■ **Amaç 1**: Kayıtlarda "label-crust: Твёрдая кора [1014,322,1208,355]" ifadesini içeren satırla başlayıp kayıtların sonuna kadar uzanan bölümü, iki ucu da dahil olmak üzere, hiç değiştirmeden tekrar yaz.

■ **Okuma parçası**:
Bir çay bahçesinde bekliyordum. Etrafı seyrediyor, gelen geçenler hakkında fikir yürütüyordum. Tam gezilecek hava diyebileceğim, yılın müstesna günlerinden biriydi. Karşımda genç bir adam tek başına oturuyor. Masa üzerinde ufak bir not defteri, elinde kalem ara ara bir şeyler ciziktiriyor. Necidir acaba? Belki bir yazar? Ya da bir karikatürist? Hatta belki bir meczup? Veya sıradan bir insan işte…

Bir yanımda okey oynayanlar, diğer yanımda tavla oynayanlar, şıngırtılar ve sigara dumanı arasında hayal kurmaya çalışıyorum. Az ileride ise yine yalnız başına bir adam oturuyor. Fakat bu biraz farklıydı. Dirseği masada, başı avuçları arasında düşünüyor gibiydi. Sakalları hafif uzamış, aklar karaların arasından dimdik fırlamıştı. Derin düşünceliydi, neydi acaba sıkıntısı? Belki liseden sonra okuyamamıştı, bu yaşına kadar muvakkat işlerle oyalanmış, fakat bir haftadır iş bulamıyordu. Yalnızca nasıl yapılacağını bilmeden vakit geçirmeye çalışıyordu. Belki bir sevdiği vefat etmişti. Aileden ya da aileden öte birisi… Ya da sadece kederlenmek istemişti. Mutluluk oyunundan sıkılmış, göz yummaktan vazgeçmişti. Artık hüzünlenmek, hüznün gerçekliğini kalbiyle tatmak istiyordu. Ah hayaller! Olmasalar nasıl geçecek vakit?

Ben hayallere daladurayım, arkadaşım geldi bu arada. Yerimden kalkmadan, yalnızca elimi uzatarak selamlaştım. Bir önceki romanı getirmişti. Şimdi sıradakini vermem gerekiyordu. Lakin dışarıdaydık, kitaplığımdan alıp veremeyecektim. Birer çay içip havadan sudan konuştuk. Romanla alakalı sorular sordum. Ne oluyor, nasıl bitiyor? Hemen her ayrıntıya dikkat etmişti. Şaşırdım, zira ayrıntıların yalnız okuma kültürü olanlara tat vereceğini düşünürdüm. Ardından;

- Kalk, kitapçıya gidiyoruz. Dedim.

Hesabı ödedik, kalktık. Elimde bir kitap bir de hırka, yanımda arkadaşım, yürüdük sahaflara doğru. Kitapçıya girdiğimizde şaşırmıştı. Şaşılmayacak gibi değildi zaten; geniş duvarlar boyunca kitaplık ve üzerinde belki de milyonlarca kitap… Rafların arasına dalmayı severim, lakin “aradığınız bir kitap var mıydı?” diye sorarak kitaplarla arama giren satıcıları görünce hiddetle çıkıp kaçasım gelir. Kitap satmak yalnızca bir esnaflık değil, kitabın ve okuyanın dilinden anlayabilmeli dükkân sahibi. Kitaplara mal, okura yalnızca müşteri gözüyle bakmamalı.

■ **Amaç 2**:
Aşağıdaki (a), (b) ve (c) ifadelerinin okuma parçasıyla uyuşup uyuşmadığını belirt. Her biri için evet ya da hayır de ve parçadaki belirleyici sözcükleri aynen alıntıla.
(a) Anlatıcının arkadaşı bir önceki romanı getirmişti.
(b) Anlatıcı sıradaki romanı kitaplığından alıp arkadaşına hemen verdi.
(c) Anlatıcı, kitapçıda kendisine aradığı kitabı soran satıcılardan hoşlanır.

■ **Çıkarılan veriler**:
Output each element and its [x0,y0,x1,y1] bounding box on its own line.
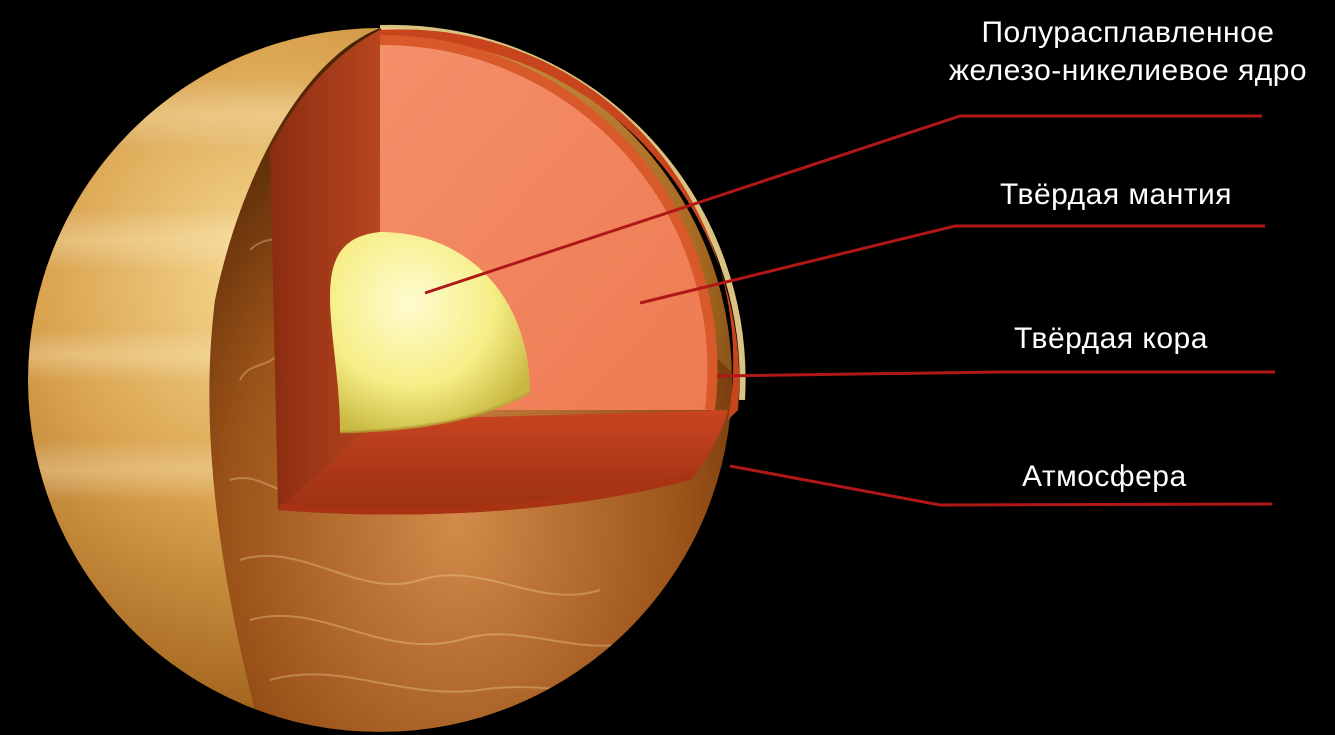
label-crust: Твёрдая кора [1014,322,1208,355]
mantle-outer-edge [379,34,718,411]
leader-lines [424,114,1275,507]
leader-line-crust [716,370,1275,378]
core-rim [339,390,531,434]
label-core-line1: Полурасплавленное [981,16,1275,49]
leader-line-core [424,114,1262,295]
label-core: Полурасплавленное железо-никелиевое ядро [930,14,1326,90]
core-hemisphere [330,232,530,432]
crust-edge-floor [278,470,700,515]
leader-line-mantle [639,224,1265,305]
leader-line-atmosphere [729,464,1273,507]
mantle-floor [278,410,728,515]
label-mantle: Твёрдая мантия [1000,178,1233,211]
label-atmosphere: Атмосфера [1022,460,1187,493]
label-core-line2: железо-никелиевое ядро [948,54,1308,87]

■ **Tam yanıt 1**:
label-crust: Твёрдая кора [1014,322,1208,355]
mantle-outer-edge [379,34,718,411]
leader-lines [424,114,1275,507]
leader-line-crust [716,370,1275,378]
core-rim [339,390,531,434]
label-core-line1: Полурасплавленное [981,16,1275,49]
leader-line-core [424,114,1262,295]
label-core: Полурасплавленное железо-никелиевое ядро [930,14,1326,90]
core-hemisphere [330,232,530,432]
crust-edge-floor [278,470,700,515]
leader-line-mantle [639,224,1265,305]
leader-line-atmosphere [729,464,1273,507]
mantle-floor [278,410,728,515]
label-mantle: Твёрдая мантия [1000,178,1233,211]
label-atmosphere: Атмосфера [1022,460,1187,493]
label-core-line2: железо-никелиевое ядро [948,54,1308,87]

■ **Tam yanıt 2**:
(a) Evet: "Bir önceki romanı getirmişti."
(b) Hayır: "Lakin dışarıdaydık, kitaplığımdan alıp veremeyecektim."
(c) Hayır: "kitaplarla arama giren satıcıları görünce hiddetle çıkıp kaçasım gelir"